Stored data entries:
-- -- --

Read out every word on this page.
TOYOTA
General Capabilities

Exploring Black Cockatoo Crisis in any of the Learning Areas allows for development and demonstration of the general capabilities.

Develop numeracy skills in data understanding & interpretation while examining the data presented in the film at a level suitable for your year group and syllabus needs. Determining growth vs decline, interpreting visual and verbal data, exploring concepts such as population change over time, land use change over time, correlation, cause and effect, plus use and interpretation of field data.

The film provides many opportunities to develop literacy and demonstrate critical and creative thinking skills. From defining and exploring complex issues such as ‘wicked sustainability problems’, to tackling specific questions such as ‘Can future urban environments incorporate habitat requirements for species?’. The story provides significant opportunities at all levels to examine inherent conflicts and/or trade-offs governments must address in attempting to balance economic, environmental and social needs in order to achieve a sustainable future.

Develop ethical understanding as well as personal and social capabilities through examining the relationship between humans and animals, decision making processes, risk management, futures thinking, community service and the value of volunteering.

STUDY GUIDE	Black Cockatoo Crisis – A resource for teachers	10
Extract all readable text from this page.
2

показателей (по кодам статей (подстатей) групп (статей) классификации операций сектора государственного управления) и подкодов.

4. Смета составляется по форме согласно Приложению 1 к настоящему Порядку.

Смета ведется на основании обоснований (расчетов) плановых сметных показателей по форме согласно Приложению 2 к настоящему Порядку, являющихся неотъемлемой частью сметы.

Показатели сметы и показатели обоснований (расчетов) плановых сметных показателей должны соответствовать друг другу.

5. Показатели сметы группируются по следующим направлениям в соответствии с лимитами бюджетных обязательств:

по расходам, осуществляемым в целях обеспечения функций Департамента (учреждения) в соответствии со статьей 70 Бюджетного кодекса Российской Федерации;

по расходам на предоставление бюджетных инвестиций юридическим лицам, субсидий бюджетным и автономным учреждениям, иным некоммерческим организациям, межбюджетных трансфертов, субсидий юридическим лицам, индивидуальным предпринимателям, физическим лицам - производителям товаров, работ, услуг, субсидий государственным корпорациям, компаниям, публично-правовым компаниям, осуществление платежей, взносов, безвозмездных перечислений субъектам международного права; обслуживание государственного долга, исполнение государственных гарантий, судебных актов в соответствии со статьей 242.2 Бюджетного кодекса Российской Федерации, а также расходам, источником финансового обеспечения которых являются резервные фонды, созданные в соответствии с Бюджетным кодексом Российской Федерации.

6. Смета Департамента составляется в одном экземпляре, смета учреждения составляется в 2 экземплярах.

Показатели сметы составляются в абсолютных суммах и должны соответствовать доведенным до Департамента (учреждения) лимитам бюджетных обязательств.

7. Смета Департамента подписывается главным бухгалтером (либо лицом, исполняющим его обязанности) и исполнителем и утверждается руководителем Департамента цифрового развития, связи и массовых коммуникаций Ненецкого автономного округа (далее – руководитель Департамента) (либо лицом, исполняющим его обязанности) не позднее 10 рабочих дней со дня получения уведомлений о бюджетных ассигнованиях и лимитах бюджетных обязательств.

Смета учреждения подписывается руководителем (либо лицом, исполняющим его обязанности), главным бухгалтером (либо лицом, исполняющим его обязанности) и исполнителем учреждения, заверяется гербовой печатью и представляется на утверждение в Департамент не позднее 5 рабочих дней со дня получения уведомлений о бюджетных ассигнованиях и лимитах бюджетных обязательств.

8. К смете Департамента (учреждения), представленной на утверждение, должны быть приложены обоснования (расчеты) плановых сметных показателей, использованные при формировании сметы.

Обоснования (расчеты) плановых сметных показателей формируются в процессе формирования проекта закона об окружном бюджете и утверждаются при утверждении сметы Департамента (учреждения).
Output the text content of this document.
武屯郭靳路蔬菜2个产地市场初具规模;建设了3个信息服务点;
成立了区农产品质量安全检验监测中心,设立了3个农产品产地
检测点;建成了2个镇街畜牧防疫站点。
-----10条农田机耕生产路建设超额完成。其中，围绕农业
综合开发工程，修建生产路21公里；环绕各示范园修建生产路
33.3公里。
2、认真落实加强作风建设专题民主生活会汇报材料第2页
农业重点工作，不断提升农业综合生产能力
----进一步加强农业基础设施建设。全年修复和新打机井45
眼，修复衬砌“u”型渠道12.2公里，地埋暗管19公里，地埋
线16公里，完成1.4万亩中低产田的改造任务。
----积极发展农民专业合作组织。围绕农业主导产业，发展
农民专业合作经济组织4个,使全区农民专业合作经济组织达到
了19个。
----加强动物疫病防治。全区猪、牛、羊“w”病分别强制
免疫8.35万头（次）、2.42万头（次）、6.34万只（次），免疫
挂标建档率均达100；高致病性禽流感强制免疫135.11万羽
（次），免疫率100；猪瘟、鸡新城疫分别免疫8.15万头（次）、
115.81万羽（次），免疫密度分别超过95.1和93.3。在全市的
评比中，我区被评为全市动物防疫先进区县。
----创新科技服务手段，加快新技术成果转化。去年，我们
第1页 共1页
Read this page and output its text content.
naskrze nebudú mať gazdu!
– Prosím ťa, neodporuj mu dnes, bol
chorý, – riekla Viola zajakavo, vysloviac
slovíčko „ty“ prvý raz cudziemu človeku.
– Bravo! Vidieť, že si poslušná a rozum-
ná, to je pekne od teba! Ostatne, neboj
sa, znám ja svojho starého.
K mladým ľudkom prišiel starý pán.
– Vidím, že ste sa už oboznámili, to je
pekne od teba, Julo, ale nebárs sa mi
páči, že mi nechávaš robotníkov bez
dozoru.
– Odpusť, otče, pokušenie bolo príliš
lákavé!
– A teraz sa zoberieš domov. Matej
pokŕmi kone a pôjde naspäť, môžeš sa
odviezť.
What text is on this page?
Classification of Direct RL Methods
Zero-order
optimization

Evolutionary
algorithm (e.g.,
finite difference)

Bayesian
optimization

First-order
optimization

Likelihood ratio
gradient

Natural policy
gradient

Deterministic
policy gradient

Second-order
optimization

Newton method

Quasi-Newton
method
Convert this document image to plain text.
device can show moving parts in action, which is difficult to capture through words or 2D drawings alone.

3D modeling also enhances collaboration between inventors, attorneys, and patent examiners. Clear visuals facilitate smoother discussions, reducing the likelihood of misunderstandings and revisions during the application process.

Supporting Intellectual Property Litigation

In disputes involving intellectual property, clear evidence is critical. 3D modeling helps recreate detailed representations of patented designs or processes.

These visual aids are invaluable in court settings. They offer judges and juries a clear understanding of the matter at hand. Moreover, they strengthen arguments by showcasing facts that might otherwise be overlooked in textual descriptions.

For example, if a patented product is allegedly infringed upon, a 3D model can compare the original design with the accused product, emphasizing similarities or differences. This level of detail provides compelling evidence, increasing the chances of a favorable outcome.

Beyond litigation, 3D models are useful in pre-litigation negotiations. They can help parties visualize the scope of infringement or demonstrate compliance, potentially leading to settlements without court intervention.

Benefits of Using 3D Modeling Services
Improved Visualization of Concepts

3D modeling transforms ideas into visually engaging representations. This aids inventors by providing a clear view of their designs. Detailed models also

-- -- --

Objective
Gather each line from the entries above that includes the word "representations".

The answer
In disputes involving intellectual property, clear evidence is critical. 3D modeling helps recreate detailed representations of patented designs or processes.
3D modeling transforms ideas into visually engaging representations. This aids inventors by providing a clear view of their designs. Detailed models also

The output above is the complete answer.